▶ _WHAT IS BEING ASKED_
Find each line with the string "shown" and report it.

-- Start SUPPLIED MATERIAL --

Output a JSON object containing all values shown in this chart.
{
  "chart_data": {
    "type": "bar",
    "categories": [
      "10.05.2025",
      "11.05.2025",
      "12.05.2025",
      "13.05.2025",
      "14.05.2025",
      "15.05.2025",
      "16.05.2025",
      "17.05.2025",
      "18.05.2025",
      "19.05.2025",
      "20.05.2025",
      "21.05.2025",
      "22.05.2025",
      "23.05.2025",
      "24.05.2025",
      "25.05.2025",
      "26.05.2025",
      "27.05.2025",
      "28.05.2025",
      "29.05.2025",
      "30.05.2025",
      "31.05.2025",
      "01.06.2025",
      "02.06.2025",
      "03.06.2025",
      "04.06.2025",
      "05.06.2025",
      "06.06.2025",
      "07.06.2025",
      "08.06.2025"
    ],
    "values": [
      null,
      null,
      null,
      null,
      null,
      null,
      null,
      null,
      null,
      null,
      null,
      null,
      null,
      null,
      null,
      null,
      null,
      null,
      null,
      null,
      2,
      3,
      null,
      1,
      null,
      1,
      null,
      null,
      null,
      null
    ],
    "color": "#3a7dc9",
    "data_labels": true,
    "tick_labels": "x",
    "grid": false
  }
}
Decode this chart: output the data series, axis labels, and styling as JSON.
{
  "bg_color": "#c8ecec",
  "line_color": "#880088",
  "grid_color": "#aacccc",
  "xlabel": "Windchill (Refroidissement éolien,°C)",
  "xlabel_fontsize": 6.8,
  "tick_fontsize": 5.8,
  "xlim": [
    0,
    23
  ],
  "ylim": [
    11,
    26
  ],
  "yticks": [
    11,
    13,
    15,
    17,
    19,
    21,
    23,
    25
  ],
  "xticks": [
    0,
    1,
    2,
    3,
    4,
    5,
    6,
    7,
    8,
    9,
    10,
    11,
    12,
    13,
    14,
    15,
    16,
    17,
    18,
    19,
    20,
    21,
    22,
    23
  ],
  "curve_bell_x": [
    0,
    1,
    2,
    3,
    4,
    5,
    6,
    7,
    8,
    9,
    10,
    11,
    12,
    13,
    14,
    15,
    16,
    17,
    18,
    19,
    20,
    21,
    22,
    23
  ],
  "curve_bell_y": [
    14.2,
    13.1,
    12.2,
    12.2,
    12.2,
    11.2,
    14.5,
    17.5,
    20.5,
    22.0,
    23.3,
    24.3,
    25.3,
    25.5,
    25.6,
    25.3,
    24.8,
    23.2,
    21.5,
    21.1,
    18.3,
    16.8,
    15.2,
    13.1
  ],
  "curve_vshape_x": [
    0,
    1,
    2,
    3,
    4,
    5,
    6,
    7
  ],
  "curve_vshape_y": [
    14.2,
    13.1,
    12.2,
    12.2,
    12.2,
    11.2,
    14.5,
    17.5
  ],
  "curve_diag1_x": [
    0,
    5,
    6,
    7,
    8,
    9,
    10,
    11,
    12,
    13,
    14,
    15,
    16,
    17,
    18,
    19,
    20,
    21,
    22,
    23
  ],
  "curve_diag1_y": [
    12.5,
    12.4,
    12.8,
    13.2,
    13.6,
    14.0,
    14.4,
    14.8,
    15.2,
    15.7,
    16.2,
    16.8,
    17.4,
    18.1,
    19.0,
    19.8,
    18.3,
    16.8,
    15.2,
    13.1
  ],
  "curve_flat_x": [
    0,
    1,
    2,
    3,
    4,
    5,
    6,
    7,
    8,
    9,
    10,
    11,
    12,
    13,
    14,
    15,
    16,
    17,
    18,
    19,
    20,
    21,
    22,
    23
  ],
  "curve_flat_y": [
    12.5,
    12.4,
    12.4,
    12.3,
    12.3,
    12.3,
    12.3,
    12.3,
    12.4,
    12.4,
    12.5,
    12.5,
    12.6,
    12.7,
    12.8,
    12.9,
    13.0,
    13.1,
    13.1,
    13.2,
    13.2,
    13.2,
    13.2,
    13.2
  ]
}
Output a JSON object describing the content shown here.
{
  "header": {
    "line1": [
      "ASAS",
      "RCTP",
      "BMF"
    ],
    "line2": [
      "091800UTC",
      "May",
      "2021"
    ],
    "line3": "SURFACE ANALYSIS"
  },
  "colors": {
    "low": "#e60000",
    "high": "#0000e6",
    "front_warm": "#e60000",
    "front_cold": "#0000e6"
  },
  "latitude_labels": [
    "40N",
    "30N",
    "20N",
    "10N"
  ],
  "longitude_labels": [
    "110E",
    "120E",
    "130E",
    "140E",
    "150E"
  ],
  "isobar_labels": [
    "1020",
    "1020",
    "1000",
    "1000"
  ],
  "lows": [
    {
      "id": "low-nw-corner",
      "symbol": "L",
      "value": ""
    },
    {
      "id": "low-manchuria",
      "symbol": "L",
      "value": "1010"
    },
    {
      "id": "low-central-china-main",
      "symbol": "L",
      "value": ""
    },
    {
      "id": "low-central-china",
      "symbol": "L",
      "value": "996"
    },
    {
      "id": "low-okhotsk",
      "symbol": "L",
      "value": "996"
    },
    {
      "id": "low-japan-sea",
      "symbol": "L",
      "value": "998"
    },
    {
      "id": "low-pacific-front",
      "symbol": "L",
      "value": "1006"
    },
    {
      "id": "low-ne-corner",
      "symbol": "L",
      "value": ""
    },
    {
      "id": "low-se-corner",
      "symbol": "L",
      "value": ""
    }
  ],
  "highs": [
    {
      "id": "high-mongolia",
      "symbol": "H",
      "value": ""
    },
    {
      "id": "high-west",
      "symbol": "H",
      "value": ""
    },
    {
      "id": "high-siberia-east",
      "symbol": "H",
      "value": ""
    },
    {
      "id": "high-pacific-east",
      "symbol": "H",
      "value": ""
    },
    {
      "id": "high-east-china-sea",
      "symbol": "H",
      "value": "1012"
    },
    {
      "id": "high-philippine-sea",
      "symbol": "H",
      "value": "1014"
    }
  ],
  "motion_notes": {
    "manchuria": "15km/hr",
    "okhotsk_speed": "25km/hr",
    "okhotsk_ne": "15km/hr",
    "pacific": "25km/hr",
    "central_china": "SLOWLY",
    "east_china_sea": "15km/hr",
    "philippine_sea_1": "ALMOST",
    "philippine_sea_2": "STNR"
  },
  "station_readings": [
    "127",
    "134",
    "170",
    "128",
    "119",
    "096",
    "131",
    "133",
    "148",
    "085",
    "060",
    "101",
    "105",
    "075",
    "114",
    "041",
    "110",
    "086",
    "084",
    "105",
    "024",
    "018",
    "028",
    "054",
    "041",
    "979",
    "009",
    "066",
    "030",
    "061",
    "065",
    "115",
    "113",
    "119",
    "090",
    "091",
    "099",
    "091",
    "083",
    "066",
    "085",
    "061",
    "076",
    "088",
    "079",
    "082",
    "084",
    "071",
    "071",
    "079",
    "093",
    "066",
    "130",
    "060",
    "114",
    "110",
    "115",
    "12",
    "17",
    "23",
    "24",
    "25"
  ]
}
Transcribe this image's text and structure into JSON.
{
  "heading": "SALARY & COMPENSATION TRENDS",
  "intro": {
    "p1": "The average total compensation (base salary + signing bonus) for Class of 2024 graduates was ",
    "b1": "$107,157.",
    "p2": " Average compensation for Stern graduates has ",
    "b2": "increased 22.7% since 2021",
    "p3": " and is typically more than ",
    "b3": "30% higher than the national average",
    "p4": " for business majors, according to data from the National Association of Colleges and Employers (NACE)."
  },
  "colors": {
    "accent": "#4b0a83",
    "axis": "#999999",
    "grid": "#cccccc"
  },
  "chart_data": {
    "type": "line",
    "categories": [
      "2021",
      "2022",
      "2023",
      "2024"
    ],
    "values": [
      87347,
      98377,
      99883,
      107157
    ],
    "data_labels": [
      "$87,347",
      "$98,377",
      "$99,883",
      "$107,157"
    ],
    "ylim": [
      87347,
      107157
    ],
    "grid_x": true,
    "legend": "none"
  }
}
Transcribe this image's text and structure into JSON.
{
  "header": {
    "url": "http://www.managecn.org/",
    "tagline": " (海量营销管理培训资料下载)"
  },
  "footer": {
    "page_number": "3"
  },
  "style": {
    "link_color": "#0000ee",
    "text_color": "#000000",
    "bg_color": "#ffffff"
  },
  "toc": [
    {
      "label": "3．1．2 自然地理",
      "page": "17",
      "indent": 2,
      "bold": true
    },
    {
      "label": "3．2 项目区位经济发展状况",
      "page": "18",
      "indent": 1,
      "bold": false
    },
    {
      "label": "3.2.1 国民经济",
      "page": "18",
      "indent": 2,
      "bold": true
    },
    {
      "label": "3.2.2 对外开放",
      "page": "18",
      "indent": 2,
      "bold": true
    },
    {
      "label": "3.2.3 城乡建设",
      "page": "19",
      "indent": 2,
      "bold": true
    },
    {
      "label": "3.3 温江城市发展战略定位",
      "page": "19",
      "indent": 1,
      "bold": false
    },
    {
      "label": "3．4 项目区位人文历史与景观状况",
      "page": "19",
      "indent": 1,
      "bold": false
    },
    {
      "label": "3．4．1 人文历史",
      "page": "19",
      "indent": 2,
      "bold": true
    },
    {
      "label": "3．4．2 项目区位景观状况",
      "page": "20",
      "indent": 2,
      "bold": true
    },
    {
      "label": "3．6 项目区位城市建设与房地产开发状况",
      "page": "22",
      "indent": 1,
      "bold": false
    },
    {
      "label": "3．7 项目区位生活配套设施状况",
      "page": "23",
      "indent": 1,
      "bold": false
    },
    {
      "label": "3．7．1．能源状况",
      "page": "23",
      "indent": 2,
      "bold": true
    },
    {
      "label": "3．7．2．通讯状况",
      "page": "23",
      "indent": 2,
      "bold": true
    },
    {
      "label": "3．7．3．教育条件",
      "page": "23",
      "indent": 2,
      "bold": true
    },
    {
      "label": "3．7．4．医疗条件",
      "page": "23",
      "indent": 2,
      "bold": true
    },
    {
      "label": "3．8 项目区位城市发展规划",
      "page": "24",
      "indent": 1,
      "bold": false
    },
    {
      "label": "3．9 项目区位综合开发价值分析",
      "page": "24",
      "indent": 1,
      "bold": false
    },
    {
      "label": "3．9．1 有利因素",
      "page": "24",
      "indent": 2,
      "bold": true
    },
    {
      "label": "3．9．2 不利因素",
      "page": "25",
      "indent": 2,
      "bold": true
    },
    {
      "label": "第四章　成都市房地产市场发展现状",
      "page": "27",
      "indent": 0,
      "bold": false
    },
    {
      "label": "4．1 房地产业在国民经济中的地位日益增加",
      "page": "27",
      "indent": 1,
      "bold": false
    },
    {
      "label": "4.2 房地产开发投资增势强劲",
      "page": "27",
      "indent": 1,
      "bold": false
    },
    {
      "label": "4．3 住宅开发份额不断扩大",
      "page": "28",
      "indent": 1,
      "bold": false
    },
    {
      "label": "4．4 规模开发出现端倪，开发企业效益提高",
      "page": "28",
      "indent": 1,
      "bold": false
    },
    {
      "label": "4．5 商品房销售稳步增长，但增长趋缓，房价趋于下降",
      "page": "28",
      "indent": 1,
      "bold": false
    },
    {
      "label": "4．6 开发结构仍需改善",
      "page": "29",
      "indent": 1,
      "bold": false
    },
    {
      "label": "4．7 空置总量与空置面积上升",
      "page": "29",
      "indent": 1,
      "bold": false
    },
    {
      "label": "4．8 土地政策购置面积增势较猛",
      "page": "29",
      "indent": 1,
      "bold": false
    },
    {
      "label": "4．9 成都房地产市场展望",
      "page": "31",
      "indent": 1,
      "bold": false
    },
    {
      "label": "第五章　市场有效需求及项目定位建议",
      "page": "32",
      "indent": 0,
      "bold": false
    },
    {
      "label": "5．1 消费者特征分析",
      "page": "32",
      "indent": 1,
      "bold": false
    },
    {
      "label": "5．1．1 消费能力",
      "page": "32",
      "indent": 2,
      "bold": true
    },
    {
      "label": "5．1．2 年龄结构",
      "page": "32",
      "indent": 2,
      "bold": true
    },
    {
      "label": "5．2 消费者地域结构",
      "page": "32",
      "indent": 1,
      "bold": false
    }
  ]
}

-- End SUPPLIED MATERIAL --

▶ _SOLUTION FOR THIS EXERCISE_
Output a JSON object containing all values shown in this chart.
Output a JSON object describing the content shown here.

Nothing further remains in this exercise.